• What to work on: From the entries below, copy every line holding the word "source".

• Data provided:
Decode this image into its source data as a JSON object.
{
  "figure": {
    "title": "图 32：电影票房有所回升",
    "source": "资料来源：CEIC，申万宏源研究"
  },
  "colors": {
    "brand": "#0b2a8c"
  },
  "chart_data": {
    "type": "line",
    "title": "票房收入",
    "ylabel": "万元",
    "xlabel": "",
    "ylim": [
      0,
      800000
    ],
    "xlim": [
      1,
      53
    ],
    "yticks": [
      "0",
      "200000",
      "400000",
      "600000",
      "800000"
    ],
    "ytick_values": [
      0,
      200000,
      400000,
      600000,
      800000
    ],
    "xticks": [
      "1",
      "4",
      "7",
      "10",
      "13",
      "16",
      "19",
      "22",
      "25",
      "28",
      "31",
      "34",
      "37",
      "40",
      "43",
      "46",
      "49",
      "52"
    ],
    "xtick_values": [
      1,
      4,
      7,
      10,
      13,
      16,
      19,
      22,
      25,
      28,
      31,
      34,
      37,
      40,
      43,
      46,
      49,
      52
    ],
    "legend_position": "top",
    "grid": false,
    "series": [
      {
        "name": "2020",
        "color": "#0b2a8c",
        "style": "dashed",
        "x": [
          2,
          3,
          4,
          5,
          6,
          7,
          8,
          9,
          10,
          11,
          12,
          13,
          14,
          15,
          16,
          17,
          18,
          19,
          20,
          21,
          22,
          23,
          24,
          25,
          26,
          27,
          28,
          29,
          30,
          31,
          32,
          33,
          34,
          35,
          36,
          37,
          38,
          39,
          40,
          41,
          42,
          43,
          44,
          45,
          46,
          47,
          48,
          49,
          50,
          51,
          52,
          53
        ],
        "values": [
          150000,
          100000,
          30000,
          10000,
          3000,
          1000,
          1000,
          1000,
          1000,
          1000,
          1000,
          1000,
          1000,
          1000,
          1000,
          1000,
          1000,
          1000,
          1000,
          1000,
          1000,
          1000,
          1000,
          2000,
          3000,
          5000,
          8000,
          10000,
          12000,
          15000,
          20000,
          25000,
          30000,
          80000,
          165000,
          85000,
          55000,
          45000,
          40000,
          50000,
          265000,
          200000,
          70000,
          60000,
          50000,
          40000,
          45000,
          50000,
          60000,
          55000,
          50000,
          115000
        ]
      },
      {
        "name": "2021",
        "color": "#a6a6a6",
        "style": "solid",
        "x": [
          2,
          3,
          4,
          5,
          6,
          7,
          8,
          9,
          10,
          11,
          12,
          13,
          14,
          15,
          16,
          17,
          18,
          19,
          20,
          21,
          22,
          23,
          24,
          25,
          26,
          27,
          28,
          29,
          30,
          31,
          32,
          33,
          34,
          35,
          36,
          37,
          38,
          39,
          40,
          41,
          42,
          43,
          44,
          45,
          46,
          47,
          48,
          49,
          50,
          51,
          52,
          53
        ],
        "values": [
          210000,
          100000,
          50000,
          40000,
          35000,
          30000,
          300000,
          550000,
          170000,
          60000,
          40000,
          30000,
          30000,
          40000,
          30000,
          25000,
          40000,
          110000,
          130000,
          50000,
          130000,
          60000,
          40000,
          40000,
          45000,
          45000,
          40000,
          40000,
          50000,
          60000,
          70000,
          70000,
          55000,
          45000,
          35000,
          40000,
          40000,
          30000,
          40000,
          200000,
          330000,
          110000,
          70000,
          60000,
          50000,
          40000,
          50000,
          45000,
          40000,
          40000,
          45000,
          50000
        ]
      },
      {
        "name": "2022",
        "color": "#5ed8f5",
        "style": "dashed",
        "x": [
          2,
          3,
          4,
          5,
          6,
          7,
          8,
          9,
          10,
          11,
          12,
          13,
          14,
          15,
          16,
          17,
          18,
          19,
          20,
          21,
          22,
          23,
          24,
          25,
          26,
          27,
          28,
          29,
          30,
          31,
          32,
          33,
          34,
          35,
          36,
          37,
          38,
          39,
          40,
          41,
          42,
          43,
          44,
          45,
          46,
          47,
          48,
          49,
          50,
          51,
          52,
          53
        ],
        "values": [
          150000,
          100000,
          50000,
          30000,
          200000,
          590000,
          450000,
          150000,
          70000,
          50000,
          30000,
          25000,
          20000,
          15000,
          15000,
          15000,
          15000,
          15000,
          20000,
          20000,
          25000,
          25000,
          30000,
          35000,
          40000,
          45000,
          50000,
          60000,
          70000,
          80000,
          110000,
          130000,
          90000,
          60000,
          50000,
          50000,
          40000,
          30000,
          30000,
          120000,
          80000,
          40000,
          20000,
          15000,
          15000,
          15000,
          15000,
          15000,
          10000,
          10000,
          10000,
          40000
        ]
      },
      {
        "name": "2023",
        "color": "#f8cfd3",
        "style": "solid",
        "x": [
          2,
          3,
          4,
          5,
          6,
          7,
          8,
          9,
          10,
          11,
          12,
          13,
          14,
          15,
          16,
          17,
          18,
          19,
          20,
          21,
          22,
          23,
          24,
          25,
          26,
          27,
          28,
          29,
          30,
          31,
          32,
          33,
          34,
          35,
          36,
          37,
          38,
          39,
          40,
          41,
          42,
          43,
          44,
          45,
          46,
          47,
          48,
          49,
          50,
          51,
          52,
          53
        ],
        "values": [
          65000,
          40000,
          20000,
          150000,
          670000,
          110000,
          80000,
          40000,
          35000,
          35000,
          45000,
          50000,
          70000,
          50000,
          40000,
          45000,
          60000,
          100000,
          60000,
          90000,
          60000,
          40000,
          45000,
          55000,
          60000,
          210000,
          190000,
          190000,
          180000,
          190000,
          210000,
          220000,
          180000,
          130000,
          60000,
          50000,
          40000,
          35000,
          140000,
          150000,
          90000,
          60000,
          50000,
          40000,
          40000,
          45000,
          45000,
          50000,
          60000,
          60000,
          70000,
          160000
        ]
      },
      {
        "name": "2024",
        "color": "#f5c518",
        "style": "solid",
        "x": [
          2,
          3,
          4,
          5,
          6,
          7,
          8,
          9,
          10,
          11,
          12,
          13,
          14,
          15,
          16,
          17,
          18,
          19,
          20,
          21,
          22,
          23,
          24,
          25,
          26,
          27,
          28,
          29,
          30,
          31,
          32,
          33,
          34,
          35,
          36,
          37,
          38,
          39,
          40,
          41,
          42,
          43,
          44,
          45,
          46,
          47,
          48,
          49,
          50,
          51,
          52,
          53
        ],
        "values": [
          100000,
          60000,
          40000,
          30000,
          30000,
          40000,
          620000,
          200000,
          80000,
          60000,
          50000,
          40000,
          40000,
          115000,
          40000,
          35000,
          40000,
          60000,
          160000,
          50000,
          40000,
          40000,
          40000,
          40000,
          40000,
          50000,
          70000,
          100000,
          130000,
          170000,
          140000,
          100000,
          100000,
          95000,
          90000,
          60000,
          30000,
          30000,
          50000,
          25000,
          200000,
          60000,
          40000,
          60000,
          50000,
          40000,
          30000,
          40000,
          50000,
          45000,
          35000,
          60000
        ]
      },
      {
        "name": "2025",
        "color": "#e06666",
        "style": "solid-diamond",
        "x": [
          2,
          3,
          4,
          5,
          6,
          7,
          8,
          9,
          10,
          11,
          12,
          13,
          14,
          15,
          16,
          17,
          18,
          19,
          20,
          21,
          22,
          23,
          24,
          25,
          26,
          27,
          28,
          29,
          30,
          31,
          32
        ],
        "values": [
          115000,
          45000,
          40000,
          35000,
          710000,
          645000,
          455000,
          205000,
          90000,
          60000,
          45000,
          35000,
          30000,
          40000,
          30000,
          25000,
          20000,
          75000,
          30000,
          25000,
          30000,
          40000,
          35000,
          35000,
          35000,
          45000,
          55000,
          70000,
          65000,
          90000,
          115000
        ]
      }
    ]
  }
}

• Full solution:
Decode this image into its source data as a JSON object.
    "source": "资料来源：CEIC，申万宏源研究"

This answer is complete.